### SET TASK:
Return all of the data exactly, with nothing left out but the pictures.

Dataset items
%%
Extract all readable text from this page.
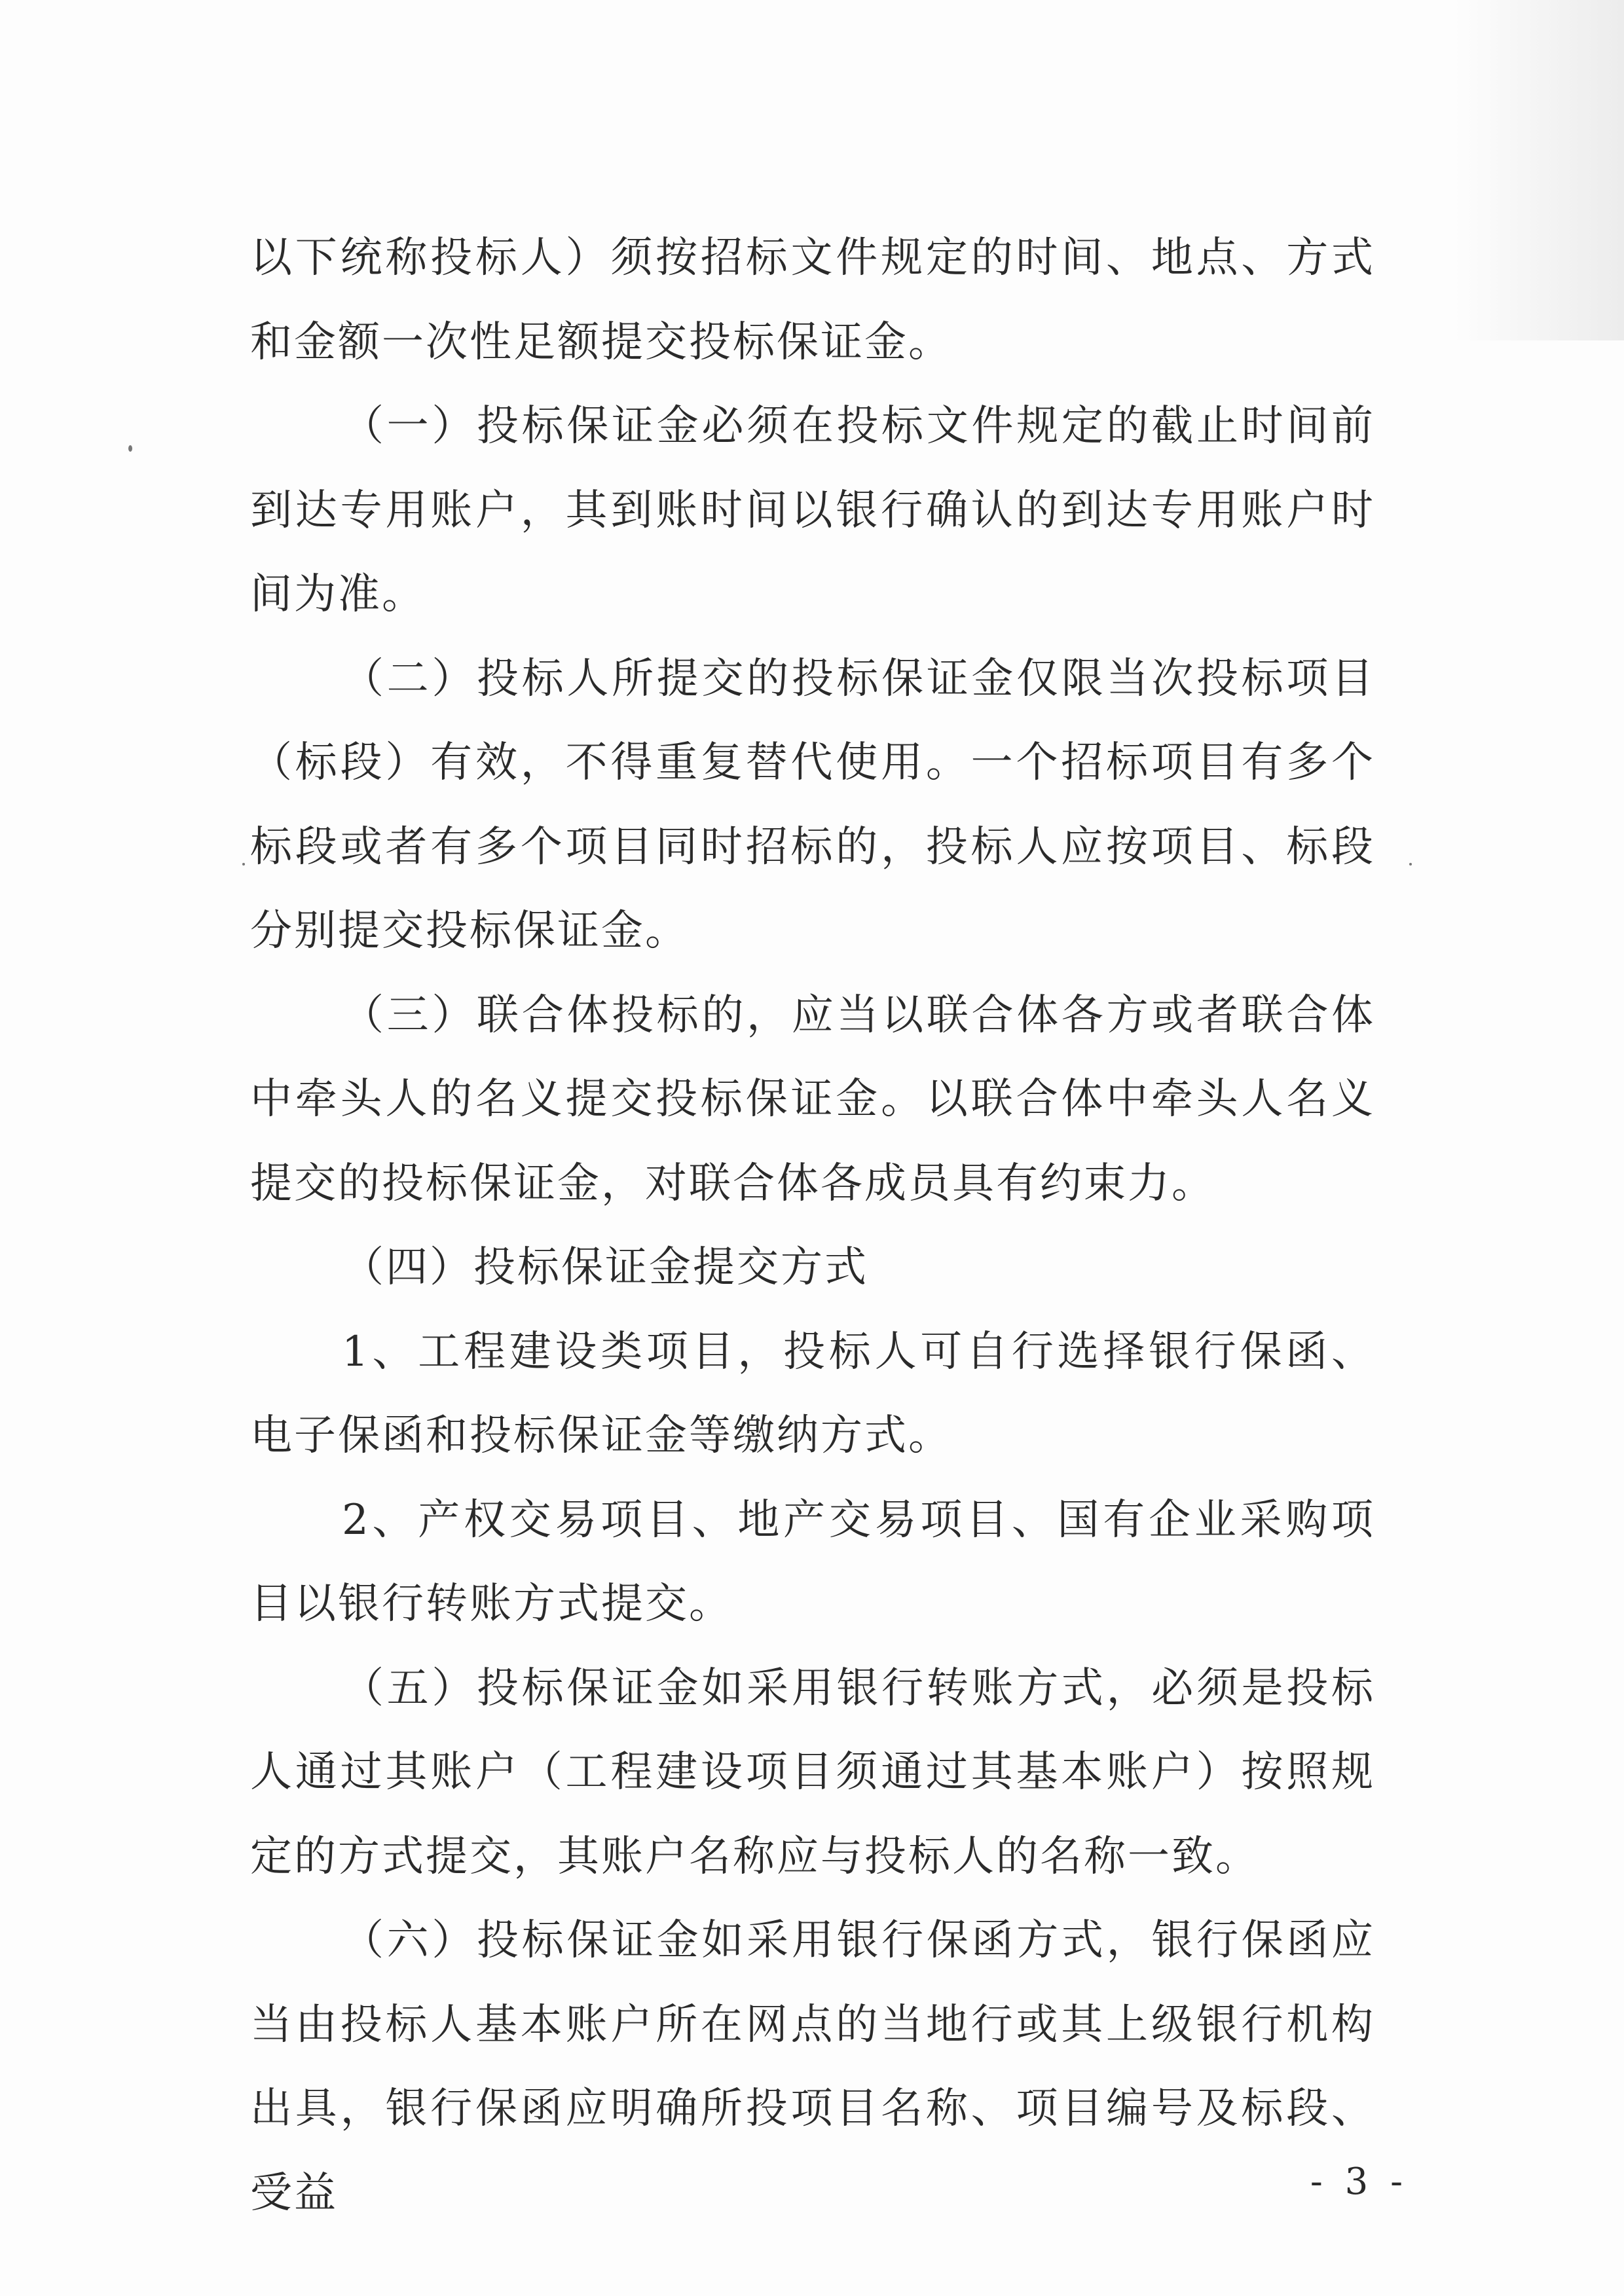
以下统称投标人）须按招标文件规定的时间、地点、方式和金额一次性足额提交投标保证金。

（一）投标保证金必须在投标文件规定的截止时间前到达专用账户，其到账时间以银行确认的到达专用账户时间为准。

（二）投标人所提交的投标保证金仅限当次投标项目（标段）有效，不得重复替代使用。一个招标项目有多个标段或者有多个项目同时招标的，投标人应按项目、标段分别提交投标保证金。

（三）联合体投标的，应当以联合体各方或者联合体中牵头人的名义提交投标保证金。以联合体中牵头人名义提交的投标保证金，对联合体各成员具有约束力。

（四）投标保证金提交方式

1、工程建设类项目，投标人可自行选择银行保函、电子保函和投标保证金等缴纳方式。

2、产权交易项目、地产交易项目、国有企业采购项目以银行转账方式提交。

（五）投标保证金如采用银行转账方式，必须是投标人通过其账户（工程建设项目须通过其基本账户）按照规定的方式提交，其账户名称应与投标人的名称一致。

（六）投标保证金如采用银行保函方式，银行保函应当由投标人基本账户所在网点的当地行或其上级银行机构出具，银行保函应明确所投项目名称、项目编号及标段、受益	- 3 -
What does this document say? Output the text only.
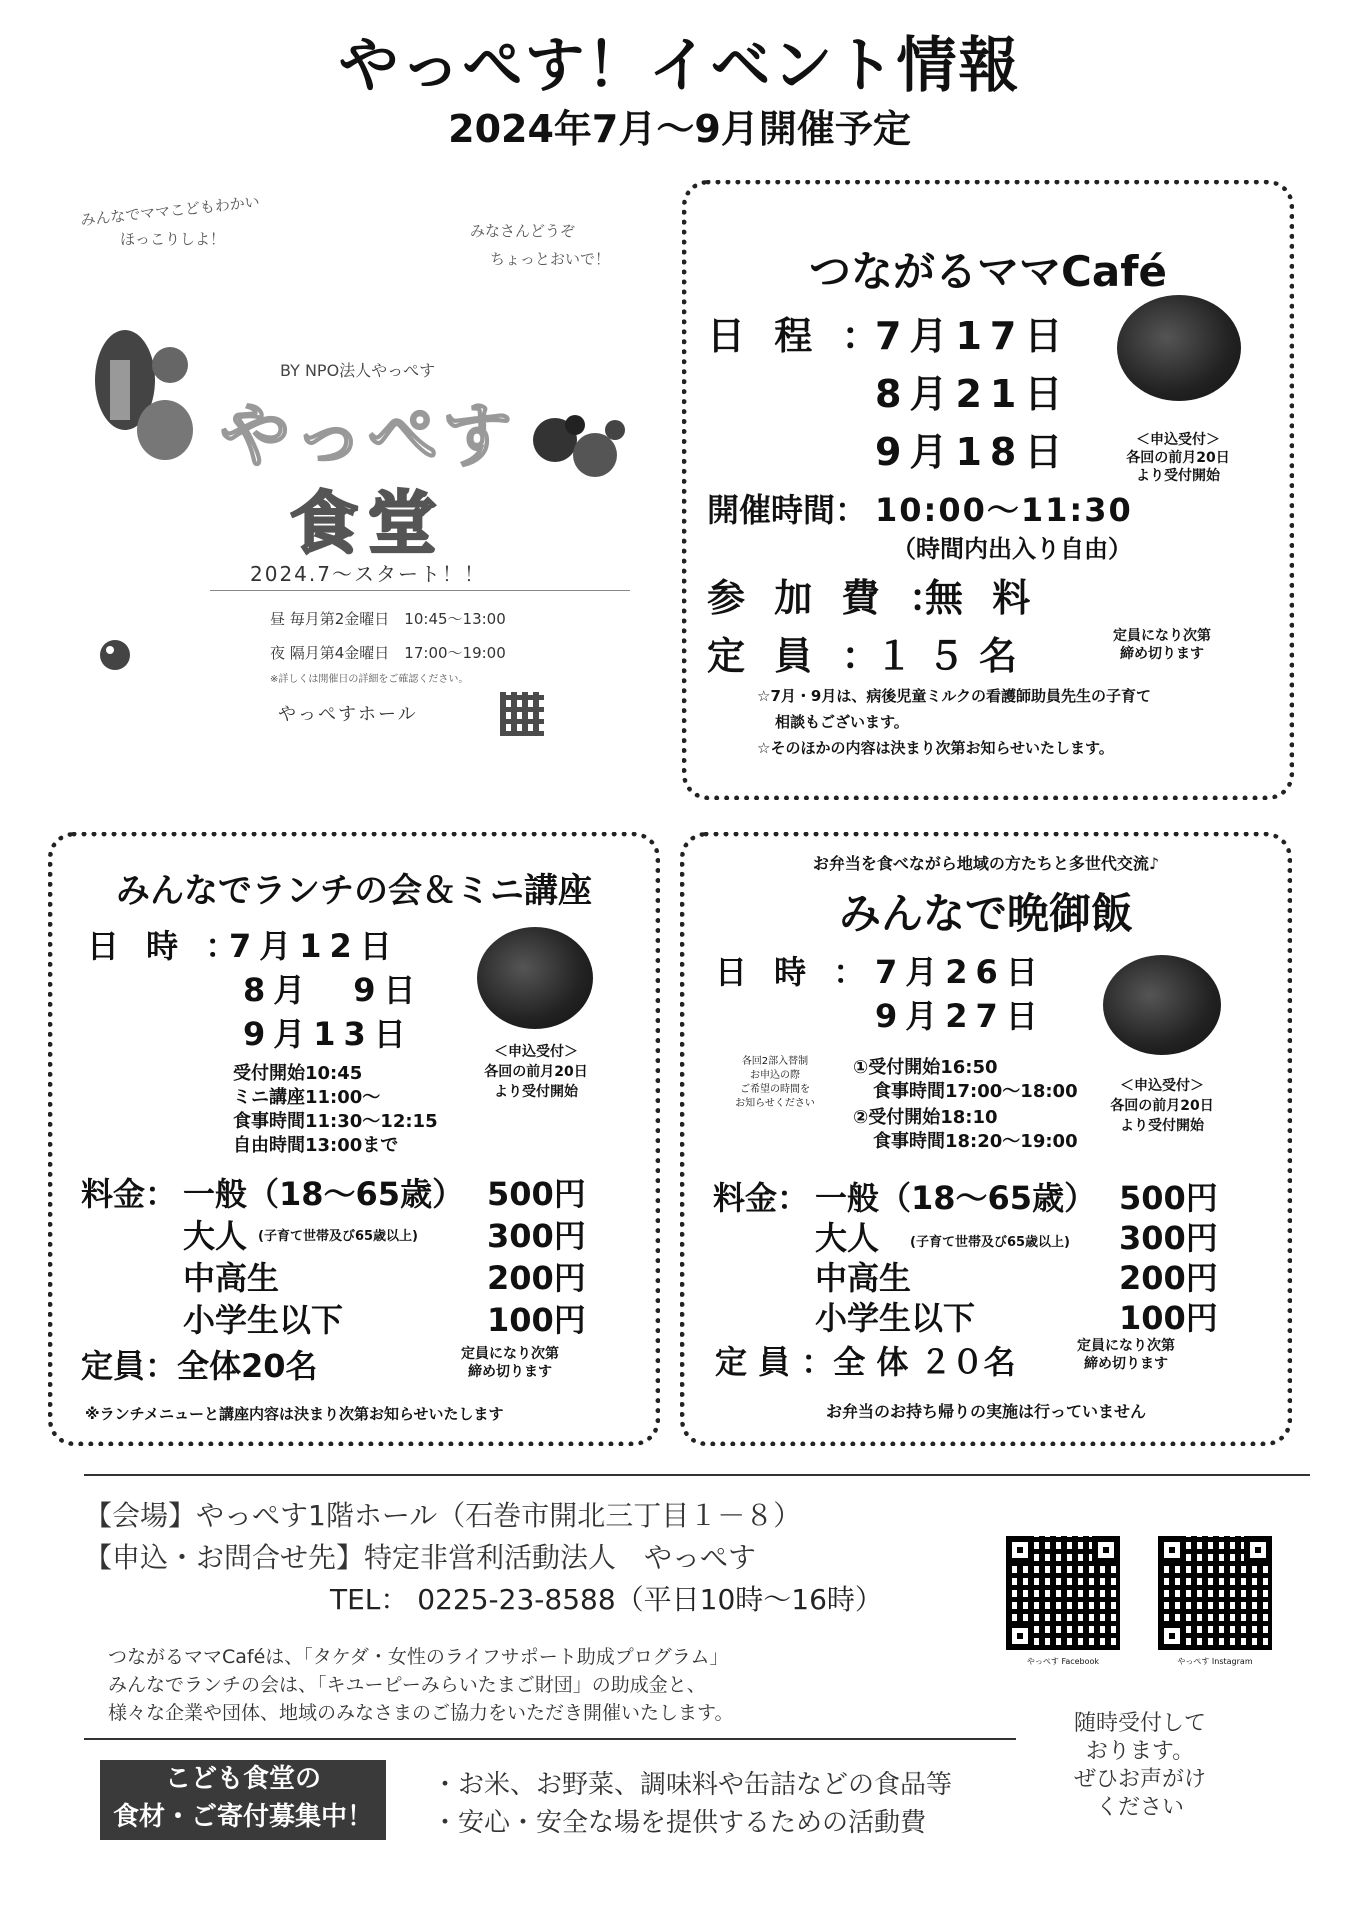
やっぺす！イベント情報
2024年7月〜9月開催予定
みんなでママこどもわかい
ほっこりしよ！	みなさんどうぞ
ちょっとおいで！
BY NPO法人やっぺす
やっぺす
食堂
2024.7〜スタート！！
昼 毎月第2金曜日　10:45〜13:00
夜 隔月第4金曜日　17:00〜19:00
※詳しくは開催日の詳細をご確認ください。
やっぺすホール
つながるママCafé
日 程 ：
7月17日
8月21日
9月18日	＜申込受付＞
各回の前月20日
より受付開始
開催時間： 10:00〜11:30
（時間内出入り自由）
参 加 費 ：
無 料
定 員 ：
１５名	定員になり次第
締め切ります
☆7月・9月は、病後児童ミルクの看護師助員先生の子育て
相談もございます。
☆そのほかの内容は決まり次第お知らせいたします。
みんなでランチの会＆ミニ講座
日 時 ：
7月12日
8月　9日
9月13日
受付開始10:45
ミニ講座11:00〜
食事時間11:30〜12:15
自由時間13:00まで
＜申込受付＞
各回の前月20日
より受付開始
料金： 一般（18〜65歳） 500円
大人 (子育て世帯及び65歳以上) 300円
中高生	200円
小学生以下	100円
定員：全体20名	定員になり次第
締め切ります
※ランチメニューと講座内容は決まり次第お知らせいたします
お弁当を食べながら地域の方たちと多世代交流♪
みんなで晩御飯
日 時 ： 7月26日
9月27日
各回2部入替制
お申込の際
ご希望の時間を
お知らせください
①受付開始16:50
食事時間17:00〜18:00
②受付開始18:10
食事時間18:20〜19:00
＜申込受付＞
各回の前月20日
より受付開始
料金： 一般（18〜65歳） 500円
大人 (子育て世帯及び65歳以上) 300円
中高生	200円
小学生以下	100円
定 員 ：全 体 ２０名	定員になり次第
締め切ります
お弁当のお持ち帰りの実施は行っていません
【会場】やっぺす1階ホール（石巻市開北三丁目１－８）
【申込・お問合せ先】特定非営利活動法人　やっぺす
TEL： 0225-23-8588（平日10時〜16時）
つながるママCaféは、「タケダ・女性のライフサポート助成プログラム」
みんなでランチの会は、「キユーピーみらいたまご財団」の助成金と、
様々な企業や団体、地域のみなさまのご協力をいただき開催いたします。
やっぺす Facebook	やっぺす Instagram
こども食堂の
食材・ご寄付募集中！
・お米、お野菜、調味料や缶詰などの食品等
・安心・安全な場を提供するための活動費
随時受付して
おります。
ぜひお声がけ
ください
%%
### COMPLETED TASK:
Extract all readable text from this page.
以下统称投标人）须按招标文件规定的时间、地点、方式和金额一次性足额提交投标保证金。

（一）投标保证金必须在投标文件规定的截止时间前到达专用账户，其到账时间以银行确认的到达专用账户时间为准。

（二）投标人所提交的投标保证金仅限当次投标项目（标段）有效，不得重复替代使用。一个招标项目有多个标段或者有多个项目同时招标的，投标人应按项目、标段分别提交投标保证金。

（三）联合体投标的，应当以联合体各方或者联合体中牵头人的名义提交投标保证金。以联合体中牵头人名义提交的投标保证金，对联合体各成员具有约束力。

（四）投标保证金提交方式

1、工程建设类项目，投标人可自行选择银行保函、电子保函和投标保证金等缴纳方式。

2、产权交易项目、地产交易项目、国有企业采购项目以银行转账方式提交。

（五）投标保证金如采用银行转账方式，必须是投标人通过其账户（工程建设项目须通过其基本账户）按照规定的方式提交，其账户名称应与投标人的名称一致。

（六）投标保证金如采用银行保函方式，银行保函应当由投标人基本账户所在网点的当地行或其上级银行机构出具，银行保函应明确所投项目名称、项目编号及标段、受益	- 3 -
What does this document say? Output the text only.
やっぺす！イベント情報
2024年7月〜9月開催予定
みんなでママこどもわかい
ほっこりしよ！	みなさんどうぞ
ちょっとおいで！
BY NPO法人やっぺす
やっぺす
食堂
2024.7〜スタート！！
昼 毎月第2金曜日　10:45〜13:00
夜 隔月第4金曜日　17:00〜19:00
※詳しくは開催日の詳細をご確認ください。
やっぺすホール
つながるママCafé
日 程 ：
7月17日
8月21日
9月18日	＜申込受付＞
各回の前月20日
より受付開始
開催時間： 10:00〜11:30
（時間内出入り自由）
参 加 費 ：
無 料
定 員 ：
１５名	定員になり次第
締め切ります
☆7月・9月は、病後児童ミルクの看護師助員先生の子育て
相談もございます。
☆そのほかの内容は決まり次第お知らせいたします。
みんなでランチの会＆ミニ講座
日 時 ：
7月12日
8月　9日
9月13日
受付開始10:45
ミニ講座11:00〜
食事時間11:30〜12:15
自由時間13:00まで
＜申込受付＞
各回の前月20日
より受付開始
料金： 一般（18〜65歳） 500円
大人 (子育て世帯及び65歳以上) 300円
中高生	200円
小学生以下	100円
定員：全体20名	定員になり次第
締め切ります
※ランチメニューと講座内容は決まり次第お知らせいたします
お弁当を食べながら地域の方たちと多世代交流♪
みんなで晩御飯
日 時 ： 7月26日
9月27日
各回2部入替制
お申込の際
ご希望の時間を
お知らせください
①受付開始16:50
食事時間17:00〜18:00
②受付開始18:10
食事時間18:20〜19:00
＜申込受付＞
各回の前月20日
より受付開始
料金： 一般（18〜65歳） 500円
大人 (子育て世帯及び65歳以上) 300円
中高生	200円
小学生以下	100円
定 員 ：全 体 ２０名	定員になり次第
締め切ります
お弁当のお持ち帰りの実施は行っていません
【会場】やっぺす1階ホール（石巻市開北三丁目１－８）
【申込・お問合せ先】特定非営利活動法人　やっぺす
TEL： 0225-23-8588（平日10時〜16時）
つながるママCaféは、「タケダ・女性のライフサポート助成プログラム」
みんなでランチの会は、「キユーピーみらいたまご財団」の助成金と、
様々な企業や団体、地域のみなさまのご協力をいただき開催いたします。
やっぺす Facebook	やっぺす Instagram
こども食堂の
食材・ご寄付募集中！
・お米、お野菜、調味料や缶詰などの食品等
・安心・安全な場を提供するための活動費
随時受付して
おります。
ぜひお声がけ
ください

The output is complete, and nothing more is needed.